PAGE TEXT –
□ □ □ □ □ □ □


  3. Deepa Lakshminarasimhan
    Deepa Lakshminarasimhan

    Wait… so this gene was created to fight sleeping sickness? That means someone engineered this? Or is this a cover-up? Why is this only talked about now? Big Pharma’s been sitting on this for decades. They’d rather sell dialysis machines than cure the root cause. They don’t want you to know you can prevent this with lifestyle changes. They want you dependent.

  4. Erica Cruz
    Erica Cruz

    Let’s be real-this is just another ‘race science’ rebrand. They’re calling it ‘ancestry’ now to make it sound less racist, but it’s the same old biological determinism dressed up in lab coats. Why not just admit that healthcare disparities are systemic and stop pretending genetics explains everything? Also, VX-147? That’s a Phase 2 trial. Don’t get your hopes up.

  5. Johnson Abraham
    Johnson Abraham

    bro i got the 2 copies and im chill af. my kidneys are fine. why u stressin? its not like u can change ur dna. just eat less salt and chill. also why is everyone actin like this is some new thing? my aunt knew about this in the 90s. they just never told the public. lol.

□ □ □ □ □ □ □

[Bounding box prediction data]
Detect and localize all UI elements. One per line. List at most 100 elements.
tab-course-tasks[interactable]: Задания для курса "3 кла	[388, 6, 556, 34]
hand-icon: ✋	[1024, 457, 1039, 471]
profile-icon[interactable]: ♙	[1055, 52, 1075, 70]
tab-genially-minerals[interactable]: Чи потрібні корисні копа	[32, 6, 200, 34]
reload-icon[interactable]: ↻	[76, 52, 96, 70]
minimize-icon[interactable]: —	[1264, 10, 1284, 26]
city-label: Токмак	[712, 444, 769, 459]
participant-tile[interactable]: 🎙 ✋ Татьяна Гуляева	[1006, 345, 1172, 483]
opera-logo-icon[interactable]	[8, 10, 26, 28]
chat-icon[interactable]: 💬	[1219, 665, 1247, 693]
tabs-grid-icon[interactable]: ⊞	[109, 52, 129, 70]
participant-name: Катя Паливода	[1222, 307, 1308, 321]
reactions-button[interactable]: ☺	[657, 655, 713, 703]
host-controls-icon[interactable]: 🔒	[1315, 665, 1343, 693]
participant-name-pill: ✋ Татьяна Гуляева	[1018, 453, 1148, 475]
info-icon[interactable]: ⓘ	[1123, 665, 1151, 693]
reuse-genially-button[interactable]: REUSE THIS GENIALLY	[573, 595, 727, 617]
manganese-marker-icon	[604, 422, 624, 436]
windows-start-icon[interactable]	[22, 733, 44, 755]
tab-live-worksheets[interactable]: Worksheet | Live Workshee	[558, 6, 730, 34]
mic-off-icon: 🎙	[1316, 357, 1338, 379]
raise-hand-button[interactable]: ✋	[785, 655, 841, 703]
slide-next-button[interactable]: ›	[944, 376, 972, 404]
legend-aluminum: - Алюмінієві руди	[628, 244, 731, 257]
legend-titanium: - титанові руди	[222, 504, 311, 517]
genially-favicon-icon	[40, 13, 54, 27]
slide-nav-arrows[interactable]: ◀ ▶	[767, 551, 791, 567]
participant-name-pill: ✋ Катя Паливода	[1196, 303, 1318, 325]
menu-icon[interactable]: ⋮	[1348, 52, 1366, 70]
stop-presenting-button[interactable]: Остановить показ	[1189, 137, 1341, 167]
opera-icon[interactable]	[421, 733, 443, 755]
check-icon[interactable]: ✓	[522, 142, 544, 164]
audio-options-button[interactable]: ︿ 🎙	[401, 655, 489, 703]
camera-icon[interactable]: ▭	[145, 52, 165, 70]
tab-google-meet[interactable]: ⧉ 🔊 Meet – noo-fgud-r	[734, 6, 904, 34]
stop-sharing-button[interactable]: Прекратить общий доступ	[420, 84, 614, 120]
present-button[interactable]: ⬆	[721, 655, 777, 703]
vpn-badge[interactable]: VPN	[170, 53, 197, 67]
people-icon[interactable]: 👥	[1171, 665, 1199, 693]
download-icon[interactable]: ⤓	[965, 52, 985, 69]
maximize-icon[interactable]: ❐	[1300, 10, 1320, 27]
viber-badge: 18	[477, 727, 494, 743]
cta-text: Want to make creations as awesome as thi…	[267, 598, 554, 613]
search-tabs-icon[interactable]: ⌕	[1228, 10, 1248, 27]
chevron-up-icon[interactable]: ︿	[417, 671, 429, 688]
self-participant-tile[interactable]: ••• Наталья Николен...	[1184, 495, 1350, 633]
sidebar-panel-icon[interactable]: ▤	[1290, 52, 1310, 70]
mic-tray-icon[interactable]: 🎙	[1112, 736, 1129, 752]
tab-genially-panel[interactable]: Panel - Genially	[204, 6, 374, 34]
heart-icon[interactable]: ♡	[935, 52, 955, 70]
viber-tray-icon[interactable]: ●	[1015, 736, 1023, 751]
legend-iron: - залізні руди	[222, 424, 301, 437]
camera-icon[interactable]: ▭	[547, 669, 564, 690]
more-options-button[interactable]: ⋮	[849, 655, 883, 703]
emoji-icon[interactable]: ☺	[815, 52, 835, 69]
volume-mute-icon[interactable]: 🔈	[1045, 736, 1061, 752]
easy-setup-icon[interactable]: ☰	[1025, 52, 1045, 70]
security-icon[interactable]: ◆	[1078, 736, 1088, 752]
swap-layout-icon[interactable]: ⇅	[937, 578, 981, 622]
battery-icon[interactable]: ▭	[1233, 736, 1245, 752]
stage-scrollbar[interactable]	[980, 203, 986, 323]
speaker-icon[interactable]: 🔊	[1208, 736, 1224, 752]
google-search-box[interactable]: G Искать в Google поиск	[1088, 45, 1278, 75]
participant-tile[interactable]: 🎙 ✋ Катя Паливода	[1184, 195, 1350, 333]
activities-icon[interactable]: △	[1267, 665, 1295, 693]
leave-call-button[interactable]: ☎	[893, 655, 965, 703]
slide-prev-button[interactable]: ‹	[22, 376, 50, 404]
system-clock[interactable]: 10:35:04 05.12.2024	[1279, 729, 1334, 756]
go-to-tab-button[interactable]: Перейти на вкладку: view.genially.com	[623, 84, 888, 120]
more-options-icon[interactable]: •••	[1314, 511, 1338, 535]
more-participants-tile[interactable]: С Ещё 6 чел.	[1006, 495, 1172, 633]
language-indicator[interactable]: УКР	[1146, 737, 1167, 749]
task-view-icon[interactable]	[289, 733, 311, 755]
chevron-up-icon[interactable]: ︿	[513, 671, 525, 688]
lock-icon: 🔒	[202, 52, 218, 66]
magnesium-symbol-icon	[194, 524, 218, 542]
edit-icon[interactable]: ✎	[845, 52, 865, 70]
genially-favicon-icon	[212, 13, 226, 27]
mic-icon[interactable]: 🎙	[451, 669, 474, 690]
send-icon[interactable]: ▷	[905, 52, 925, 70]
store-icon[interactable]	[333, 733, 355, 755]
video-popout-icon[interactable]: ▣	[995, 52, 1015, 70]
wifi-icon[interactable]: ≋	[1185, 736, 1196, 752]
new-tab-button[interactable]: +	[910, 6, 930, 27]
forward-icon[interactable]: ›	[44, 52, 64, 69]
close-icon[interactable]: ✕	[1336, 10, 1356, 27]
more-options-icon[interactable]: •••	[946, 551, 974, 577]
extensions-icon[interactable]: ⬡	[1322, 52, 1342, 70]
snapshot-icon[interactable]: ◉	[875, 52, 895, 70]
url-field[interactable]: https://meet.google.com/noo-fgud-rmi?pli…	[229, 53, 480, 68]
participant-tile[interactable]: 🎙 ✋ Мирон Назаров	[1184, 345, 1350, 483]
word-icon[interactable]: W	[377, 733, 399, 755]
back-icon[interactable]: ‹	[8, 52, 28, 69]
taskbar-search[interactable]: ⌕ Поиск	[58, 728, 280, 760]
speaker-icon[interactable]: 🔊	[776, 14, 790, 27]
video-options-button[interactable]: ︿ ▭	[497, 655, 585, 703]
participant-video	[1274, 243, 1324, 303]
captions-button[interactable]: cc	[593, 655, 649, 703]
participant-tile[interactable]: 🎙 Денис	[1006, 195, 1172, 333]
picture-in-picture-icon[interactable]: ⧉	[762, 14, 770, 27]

□ □ □ □ □ □ □

TASKS TO COMPLETE –
1) In the comment thread, what trial phase does Erica Cruz say VX-147 is in?
2) Extract everything in the comment thread from "3. Deepa Lakshminarasimhan" down to "your hopes up.", keeping the wording unchanged.
3) Write what comes next in the comment thread, beginning after the last comment shown.

ANSWERS BELOW –
1) Phase 2

2)
3. Deepa Lakshminarasimhan
    Deepa Lakshminarasimhan

    Wait… so this gene was created to fight sleeping sickness? That means someone engineered this? Or is this a cover-up? Why is this only talked about now? Big Pharma’s been sitting on this for decades. They’d rather sell dialysis machines than cure the root cause. They don’t want you to know you can prevent this with lifestyle changes. They want you dependent.

  4. Erica Cruz
    Erica Cruz

    Let’s be real-this is just another ‘race science’ rebrand. They’re calling it ‘ancestry’ now to make it sound less racist, but it’s the same old biological determinism dressed up in lab coats. Why not just admit that healthcare disparities are systemic and stop pretending genetics explains everything? Also, VX-147? That’s a Phase 2 trial. Don’t get your hopes up.

3)
  6. Shante Ajadeen
    Shante Ajadeen

    This is so important. I’ve got a cousin who got diagnosed with FSGS at 29. No diabetes, no high blood pressure-just APOL1. Now I’m pushing my whole family to get tested. It’s scary, but knowing is power. If you’re Black and your kidneys have ever acted up, just ask your doctor: ‘Could this be APOL1?’ Don’t wait until it’s too late.

  7. dace yates
    dace yates

    Is there data on how often the ‘second hit’ is actually a misdiagnosis? Like, what if someone’s proteinuria is from something else and they’re wrongly labeled as APOL1-positive? Or worse-what if doctors start testing everyone and overmedicalizing normal variation?

  8. Danae Miley
    Danae Miley

    There is a critical flaw in the article’s implication that APOL1 explains 70% of the racial disparity in kidney failure. It ignores structural factors: access to care, environmental toxins, food deserts, stress from systemic racism, and insurance gaps. Genetics is one piece. To center it without context is not just incomplete-it’s dangerous.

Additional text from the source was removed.